- Short problem 1
Answer each question about the projector patent text in one line: (a) Which country's patent application, with what serial number and filing date, does it claim priority from? (b) How long does each single red, green, or blue color last in an image frame under the sequential color method? (c) What passes through the rotating color wheel?
- Short problem 2
Turn the paragraph of the projector patent text beginning "A color-filter belt and a projector using the same" into a short bulleted list that keeps its main facts.
- Short problem 3
Pick up the projector patent text after its last sentence and write the next part.

- Text shown
Projector

Abstract

A color-filter belt and a projector using the same are provided. The projector includes a light source, a color-filter belt, a driving unit and a reflective image unit. A light beam, generated by the light source, is projected onto the color-filter belt. The color-filter belt filters out light of specific wavelengths to present primary colors. A driving unit drives the color-filter belt. The reflective image unit receives the filtered light from the color-filter belt and then forms an image on a screen.

Description

CROSS-REFERENCE TO RELATED APPLICATIONS

This application claims priority of Taiwan Patent Application Serial No. 092126188 filed on Sep. 23, 2003.

1. Field of Invention

The present invention relates to a projector having a color-filter belt.

2. Background of the Invention

A typical imaging producing system uses primary colors, e.g. red, green, and blue, to produce images. The combination of these primary colors achieves full-color visual effects.

In a sequential color system, as generally known in the art, images are generated based on a sequential color method. In short, each single red, green, or blue color in an image frame lasts {fraction (1/60)} of a second according to a predetermined order. Due to the human visual perception, a viewer sees a full-color image.

In general, a projector, using the sequential color method, includes a white light source 100 and a color wheel 102. The color wheel rotates, and a white light generated by the white light source passes through the color wheel. As shown in FIG. 1, the color wheel includes a number of light filter segments 104, 106, 108 of different colors, such that the light passing through the color wheel is sequentially filtered by each segment to generate primary colors, such as red, green, and blue.

- Supplied information
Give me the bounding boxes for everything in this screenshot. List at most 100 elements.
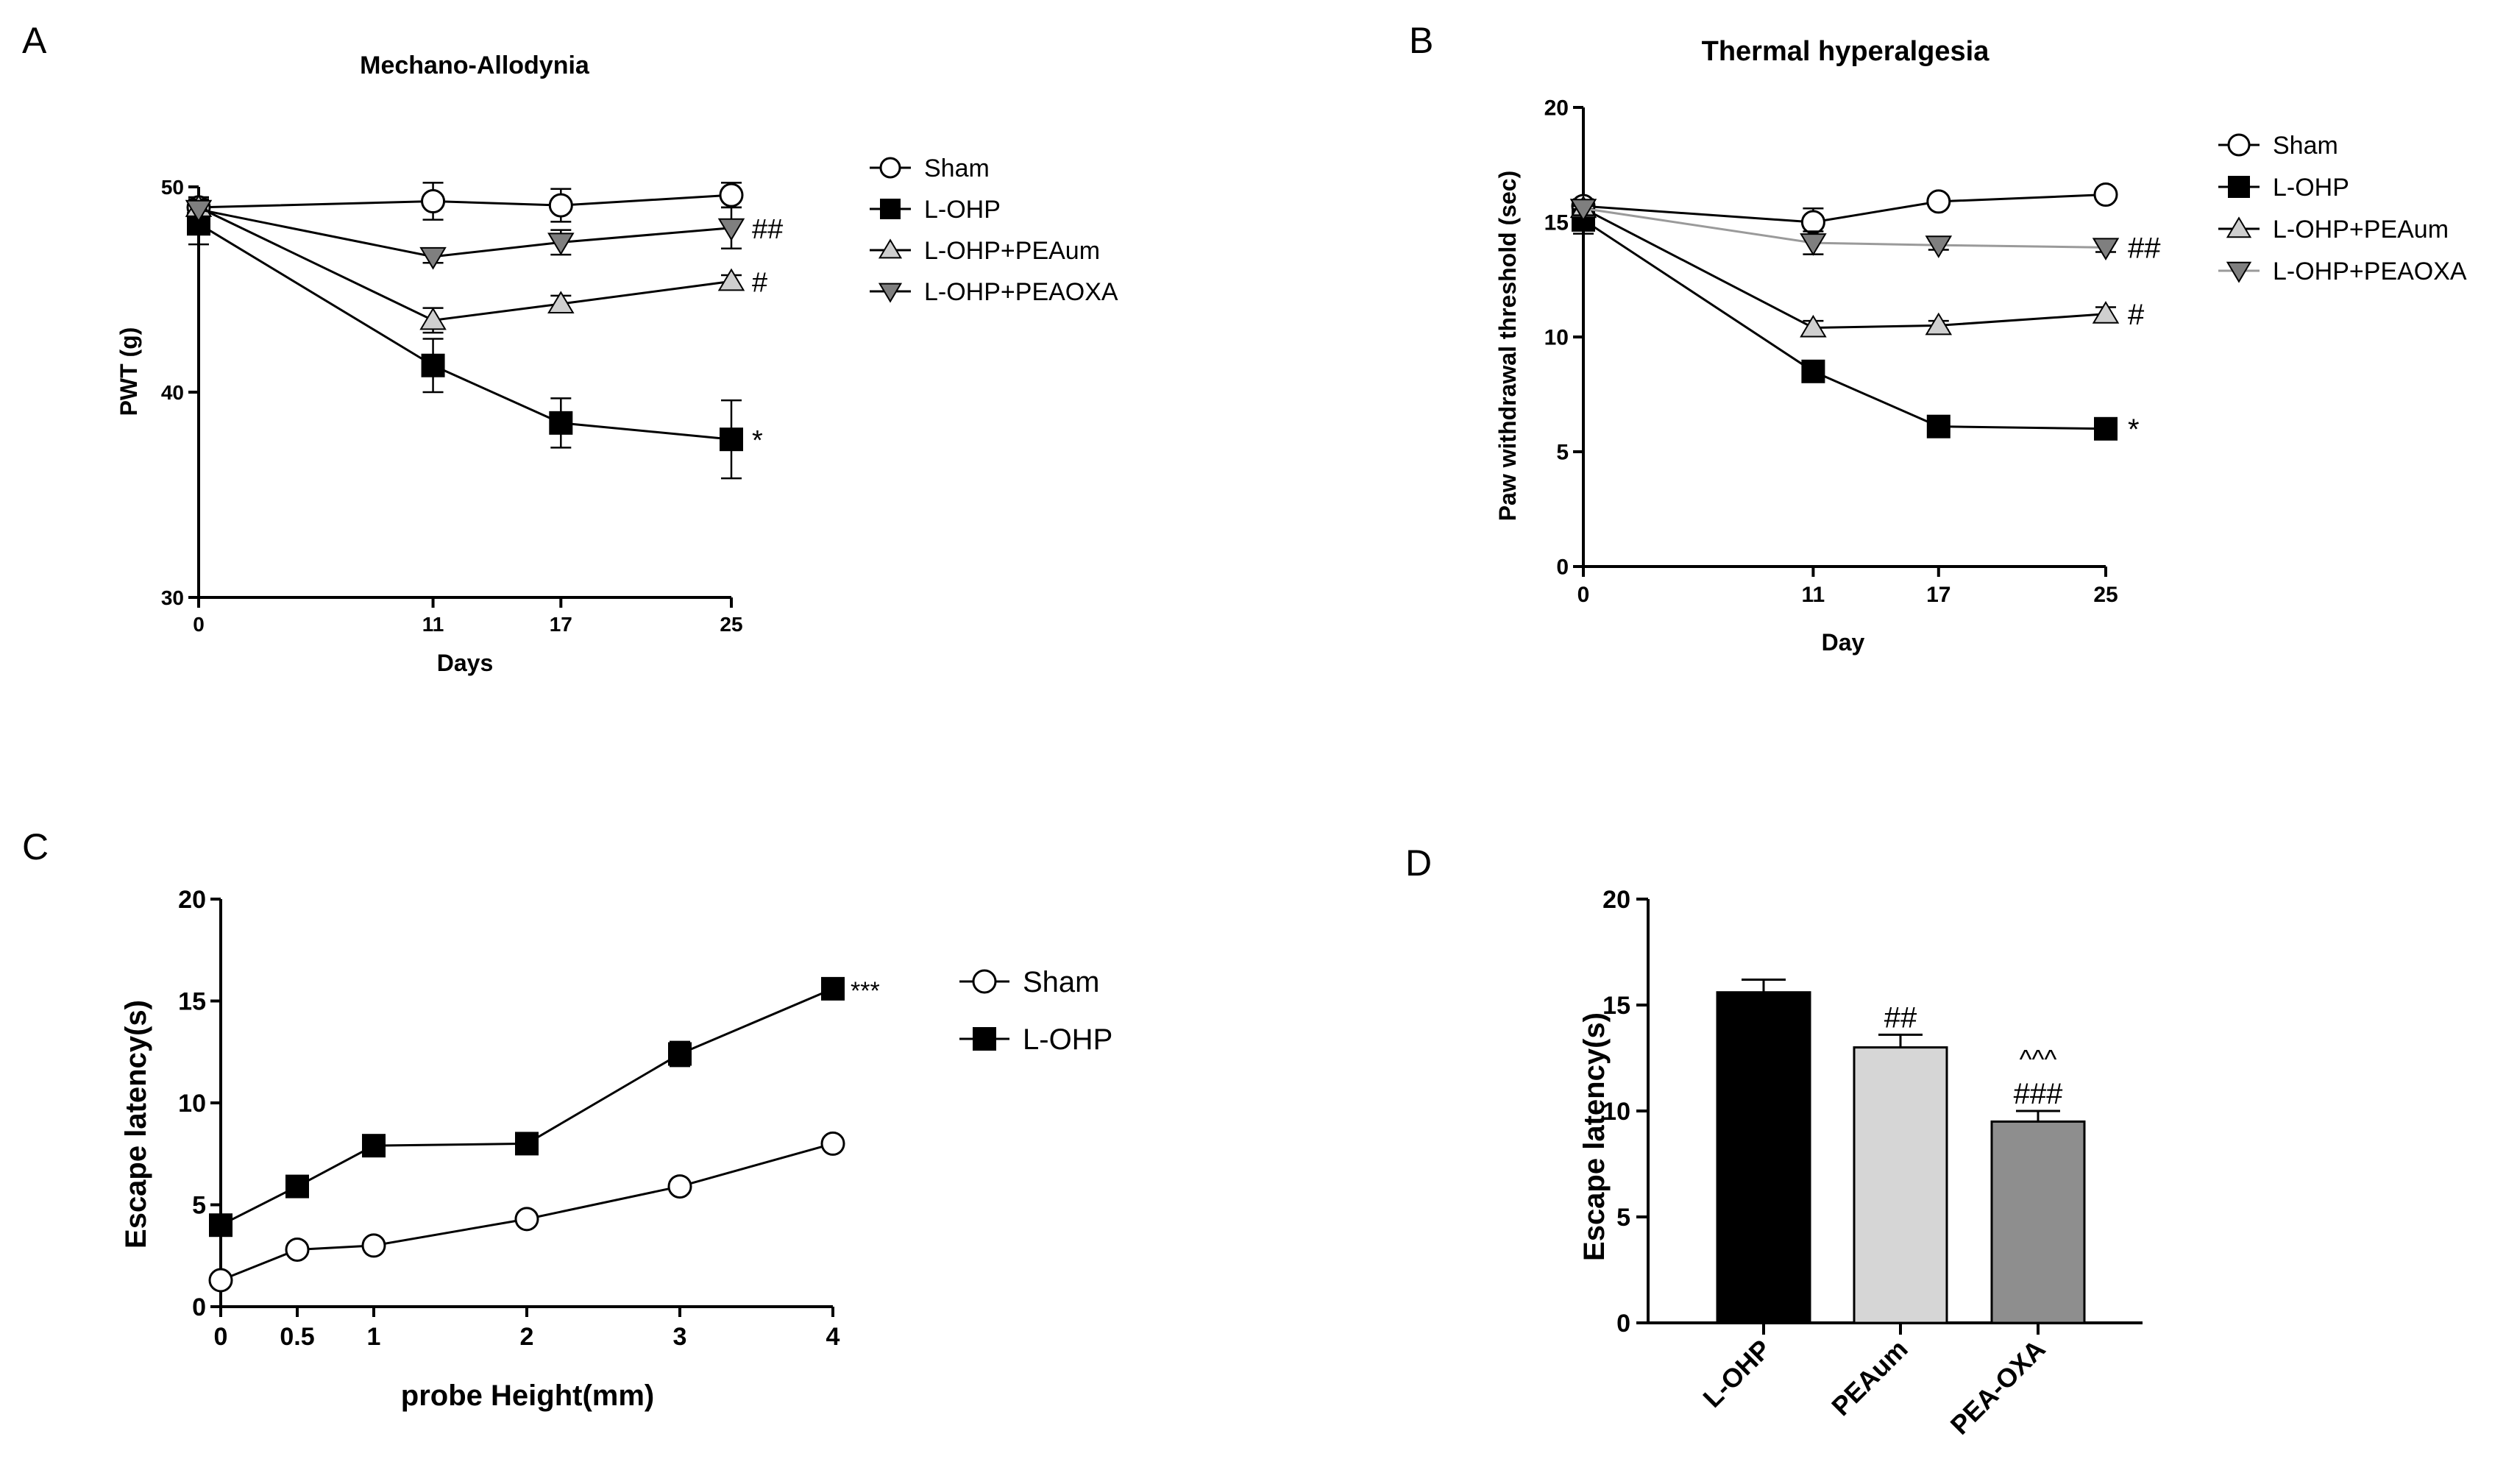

- Exercise result 1
(a) Taiwan, Serial No. 092126188, filed on Sep. 23, 2003.
(b) 1/60 of a second.
(c) White light generated by the white light source.

- Exercise result 2
- A color-filter belt and a projector that uses it are provided.
- The projector includes a light source, a color-filter belt, a driving unit and a reflective image unit.
- The light source generates a light beam that is projected onto the color-filter belt.
- The belt filters out light of specific wavelengths to present primary colors.
- The driving unit drives the belt.
- The reflective image unit receives the filtered light from the belt and forms an image on a screen.

- Exercise result 3
Although the prior art based on the color wheel has been generally adopted, one of problems associated with the wheel is that the limited design-choices of the drive of the color wheel greatly restrict the mechanical design of projectors. In addition, the color wheel has only limited area for three filter segments. In order to achieve minimum filtering frequency, the color wheel has to rotate at a high speed causing higher power consumption, noise, and vibrations. Furthermore, the heat caused by the incident light on the surface of the color wheel accumulates quickly because of the small areas of the filter segments. As a result, the prior art has the drawback of low durability and requiring specific materials for the filter segment to meet the heat-dissipation requirements.

SUMMARY OF THE INVENTION

The main aspect of the present invention provides a projector having the color-filter belt. Since the moving path of color-filter belt is adjustable, it allows more flexibility in the mechanical design of the projector.

A projector includes a light source, a color-filter belt, a driving unit, and a reflective image unit. The light source generates a light beam projected into the color-filter belt in a first direction. The driving unit drives the color-filter belt to move in a second direction intersecting with the first direction. The light beam includes at least a first light with a first wavelength and a second light with a second wavelength. As the color-filter belt filters the light beam, the filtered lights selectively pass the color-filter belt to present specific colors. The reflective image unit reflects the filtered light beam from the color-filter belt to project an image on the screen.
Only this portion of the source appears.